**Aim**. Write out these entries line for line, exactly as they stand, but omit the pictures.

[Data records]
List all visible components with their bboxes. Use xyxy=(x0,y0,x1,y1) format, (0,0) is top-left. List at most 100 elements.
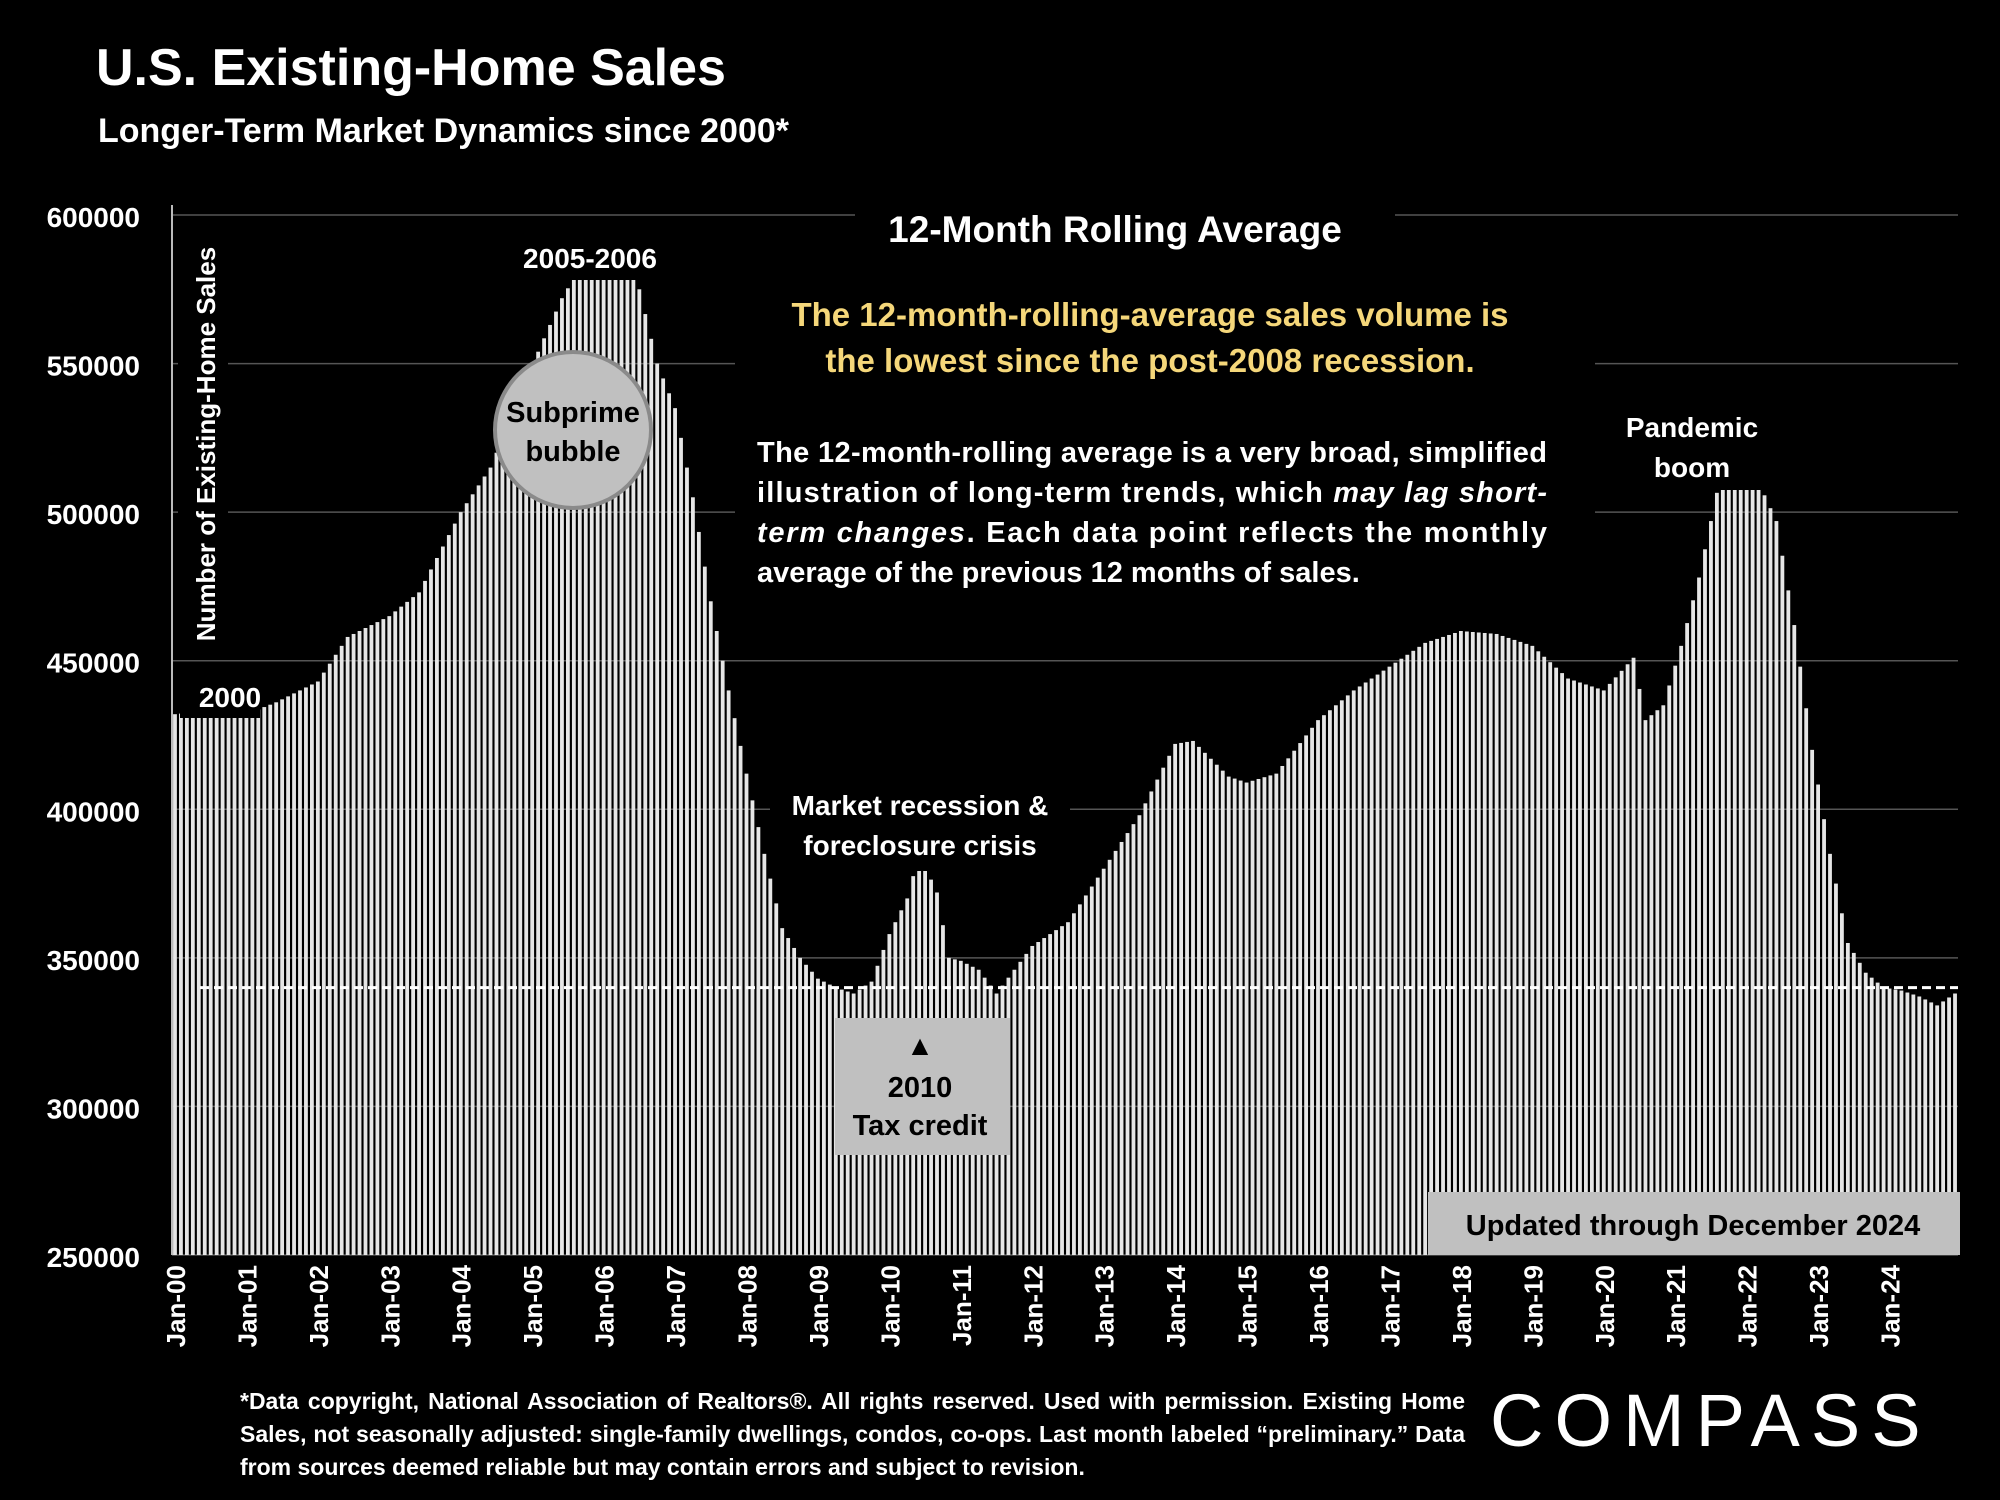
bar xyxy=(702,566,707,1255)
bar xyxy=(1125,833,1130,1255)
bar xyxy=(1619,670,1624,1255)
bar xyxy=(1435,638,1439,1255)
bar xyxy=(1601,690,1606,1255)
bar xyxy=(607,244,612,1255)
bar xyxy=(452,523,457,1255)
chart-title: 12-Month Rolling Average xyxy=(888,209,1342,250)
bar xyxy=(446,535,451,1255)
bar xyxy=(1137,815,1142,1255)
bar xyxy=(411,597,416,1255)
bar xyxy=(1786,590,1791,1255)
bar xyxy=(1506,637,1511,1255)
bar xyxy=(1869,977,1874,1255)
bar xyxy=(1548,662,1553,1255)
bar xyxy=(667,393,672,1255)
bar xyxy=(1381,670,1386,1255)
bar xyxy=(518,393,523,1255)
bar xyxy=(1173,743,1178,1255)
bar xyxy=(1399,658,1404,1255)
x-tick-label: Jan-24 xyxy=(1876,1264,1906,1347)
bar xyxy=(1268,775,1273,1255)
bar xyxy=(1798,666,1803,1255)
bar xyxy=(780,928,785,1255)
bar xyxy=(1393,662,1398,1255)
bar xyxy=(339,645,344,1255)
bar xyxy=(1202,752,1207,1255)
y-tick-label: 300000 xyxy=(47,1093,140,1124)
bar xyxy=(304,687,308,1255)
bar xyxy=(768,878,773,1255)
bar xyxy=(1613,677,1618,1255)
bar xyxy=(1607,683,1612,1255)
bar xyxy=(1828,853,1832,1255)
tax-credit-arrow: ▲ xyxy=(906,1030,934,1061)
bar xyxy=(1369,678,1374,1255)
bar xyxy=(1756,482,1761,1255)
bar xyxy=(1572,680,1576,1255)
bar xyxy=(1042,938,1047,1255)
bar xyxy=(1947,997,1951,1255)
bar xyxy=(1631,657,1636,1255)
bar xyxy=(512,408,517,1256)
bar xyxy=(1232,778,1237,1255)
bar xyxy=(1560,673,1565,1255)
annotation-tax-credit-line1: 2010 xyxy=(888,1072,953,1104)
bar xyxy=(1244,782,1249,1255)
y-tick-label: 250000 xyxy=(47,1242,140,1273)
x-tick-label: Jan-11 xyxy=(947,1265,977,1346)
bar xyxy=(1077,904,1082,1255)
bar xyxy=(470,494,475,1255)
bar xyxy=(1911,994,1916,1255)
page-subtitle: Longer-Term Market Dynamics since 2000* xyxy=(98,112,789,150)
annotation-2000: 2000 xyxy=(199,682,261,713)
bar xyxy=(548,324,552,1255)
bar xyxy=(1488,633,1493,1255)
bar xyxy=(232,713,237,1255)
bar xyxy=(494,452,499,1255)
bar xyxy=(643,314,648,1255)
bar xyxy=(1720,464,1725,1256)
bar xyxy=(750,800,755,1255)
bar xyxy=(1155,779,1160,1255)
bar xyxy=(1280,765,1285,1255)
bar xyxy=(1661,705,1666,1255)
y-axis-title: Number of Existing-Home Sales xyxy=(191,247,221,641)
x-tick-label: Jan-10 xyxy=(875,1265,905,1347)
bar xyxy=(1030,945,1035,1255)
annotation-subprime-line2: bubble xyxy=(525,436,620,468)
bar xyxy=(369,625,374,1255)
bar xyxy=(679,437,683,1255)
bar xyxy=(202,711,207,1255)
bar xyxy=(1357,686,1362,1255)
bar xyxy=(810,971,814,1255)
body-text-line: term changes. Each data point reflects t… xyxy=(757,517,1547,549)
bar xyxy=(500,437,505,1255)
bar xyxy=(1089,886,1094,1255)
bar xyxy=(238,713,243,1255)
label-2000-backdrop xyxy=(180,673,260,718)
bar xyxy=(1500,635,1505,1255)
highlight-text-line2: the lowest since the post-2008 recession… xyxy=(825,342,1474,379)
bar xyxy=(1304,735,1309,1255)
x-tick-label: Jan-22 xyxy=(1733,1265,1763,1347)
bar xyxy=(399,606,404,1255)
bar xyxy=(286,696,290,1255)
bar xyxy=(1458,631,1463,1255)
bar xyxy=(250,711,255,1255)
bar xyxy=(821,981,826,1255)
bar xyxy=(1512,639,1517,1255)
bar xyxy=(595,241,600,1255)
bar xyxy=(1905,992,1910,1255)
bar xyxy=(1709,521,1713,1255)
bar xyxy=(1024,953,1029,1255)
x-tick-label: Jan-00 xyxy=(161,1265,191,1347)
bar xyxy=(1185,741,1189,1255)
bar xyxy=(1685,623,1690,1255)
bar xyxy=(542,338,546,1255)
x-tick-label: Jan-21 xyxy=(1661,1265,1691,1347)
body-text-span: average of the previous 12 months of sal… xyxy=(757,557,1360,589)
bar xyxy=(1417,646,1422,1255)
bar xyxy=(1679,645,1684,1255)
bar xyxy=(1953,993,1957,1255)
bar xyxy=(262,707,267,1255)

**Solution**.
List all visible components with their bboxes. Use xyxy=(x0,y0,x1,y1) format, (0,0) is top-left. List at most 100 elements.
bar xyxy=(702,566,707,1255)
bar xyxy=(1125,833,1130,1255)
bar xyxy=(1619,670,1624,1255)
bar xyxy=(1435,638,1439,1255)
bar xyxy=(1601,690,1606,1255)
bar xyxy=(607,244,612,1255)
bar xyxy=(452,523,457,1255)
chart-title: 12-Month Rolling Average xyxy=(888,209,1342,250)
bar xyxy=(446,535,451,1255)
bar xyxy=(1137,815,1142,1255)
bar xyxy=(411,597,416,1255)
bar xyxy=(1786,590,1791,1255)
bar xyxy=(1506,637,1511,1255)
bar xyxy=(1869,977,1874,1255)
bar xyxy=(1548,662,1553,1255)
bar xyxy=(667,393,672,1255)
bar xyxy=(1381,670,1386,1255)
bar xyxy=(518,393,523,1255)
bar xyxy=(1173,743,1178,1255)
bar xyxy=(1399,658,1404,1255)
x-tick-label: Jan-24 xyxy=(1876,1264,1906,1347)
bar xyxy=(1268,775,1273,1255)
bar xyxy=(1798,666,1803,1255)
bar xyxy=(780,928,785,1255)
bar xyxy=(1393,662,1398,1255)
bar xyxy=(339,645,344,1255)
bar xyxy=(1202,752,1207,1255)
y-tick-label: 300000 xyxy=(47,1093,140,1124)
bar xyxy=(304,687,308,1255)
bar xyxy=(768,878,773,1255)
bar xyxy=(1613,677,1618,1255)
bar xyxy=(1607,683,1612,1255)
bar xyxy=(1828,853,1832,1255)
tax-credit-arrow: ▲ xyxy=(906,1030,934,1061)
bar xyxy=(1369,678,1374,1255)
bar xyxy=(1756,482,1761,1255)
bar xyxy=(1572,680,1576,1255)
bar xyxy=(1042,938,1047,1255)
bar xyxy=(1947,997,1951,1255)
bar xyxy=(1631,657,1636,1255)
bar xyxy=(512,408,517,1256)
bar xyxy=(1232,778,1237,1255)
bar xyxy=(1560,673,1565,1255)
annotation-tax-credit-line1: 2010 xyxy=(888,1072,953,1104)
bar xyxy=(1244,782,1249,1255)
y-tick-label: 250000 xyxy=(47,1242,140,1273)
x-tick-label: Jan-11 xyxy=(947,1265,977,1346)
bar xyxy=(1077,904,1082,1255)
bar xyxy=(470,494,475,1255)
bar xyxy=(1911,994,1916,1255)
page-subtitle: Longer-Term Market Dynamics since 2000* xyxy=(98,112,789,150)
annotation-2000: 2000 xyxy=(199,682,261,713)
bar xyxy=(548,324,552,1255)
bar xyxy=(1488,633,1493,1255)
bar xyxy=(232,713,237,1255)
bar xyxy=(494,452,499,1255)
bar xyxy=(643,314,648,1255)
bar xyxy=(1720,464,1725,1256)
bar xyxy=(750,800,755,1255)
bar xyxy=(1155,779,1160,1255)
bar xyxy=(1280,765,1285,1255)
bar xyxy=(1661,705,1666,1255)
y-axis-title: Number of Existing-Home Sales xyxy=(191,247,221,641)
x-tick-label: Jan-10 xyxy=(875,1265,905,1347)
bar xyxy=(1030,945,1035,1255)
annotation-subprime-line2: bubble xyxy=(525,436,620,468)
bar xyxy=(369,625,374,1255)
bar xyxy=(679,437,683,1255)
bar xyxy=(202,711,207,1255)
bar xyxy=(1357,686,1362,1255)
bar xyxy=(810,971,814,1255)
body-text-line: term changes. Each data point reflects t… xyxy=(757,517,1547,549)
bar xyxy=(500,437,505,1255)
bar xyxy=(1089,886,1094,1255)
bar xyxy=(238,713,243,1255)
label-2000-backdrop xyxy=(180,673,260,718)
bar xyxy=(1500,635,1505,1255)
highlight-text-line2: the lowest since the post-2008 recession… xyxy=(825,342,1474,379)
bar xyxy=(1304,735,1309,1255)
x-tick-label: Jan-22 xyxy=(1733,1265,1763,1347)
bar xyxy=(399,606,404,1255)
bar xyxy=(286,696,290,1255)
bar xyxy=(1458,631,1463,1255)
bar xyxy=(250,711,255,1255)
bar xyxy=(821,981,826,1255)
bar xyxy=(1512,639,1517,1255)
bar xyxy=(595,241,600,1255)
bar xyxy=(1905,992,1910,1255)
bar xyxy=(1709,521,1713,1255)
bar xyxy=(1024,953,1029,1255)
x-tick-label: Jan-00 xyxy=(161,1265,191,1347)
bar xyxy=(1185,741,1189,1255)
bar xyxy=(1685,623,1690,1255)
bar xyxy=(542,338,546,1255)
x-tick-label: Jan-21 xyxy=(1661,1265,1691,1347)
body-text-span: average of the previous 12 months of sal… xyxy=(757,557,1360,589)
bar xyxy=(1417,646,1422,1255)
bar xyxy=(1679,645,1684,1255)
bar xyxy=(1953,993,1957,1255)
bar xyxy=(262,707,267,1255)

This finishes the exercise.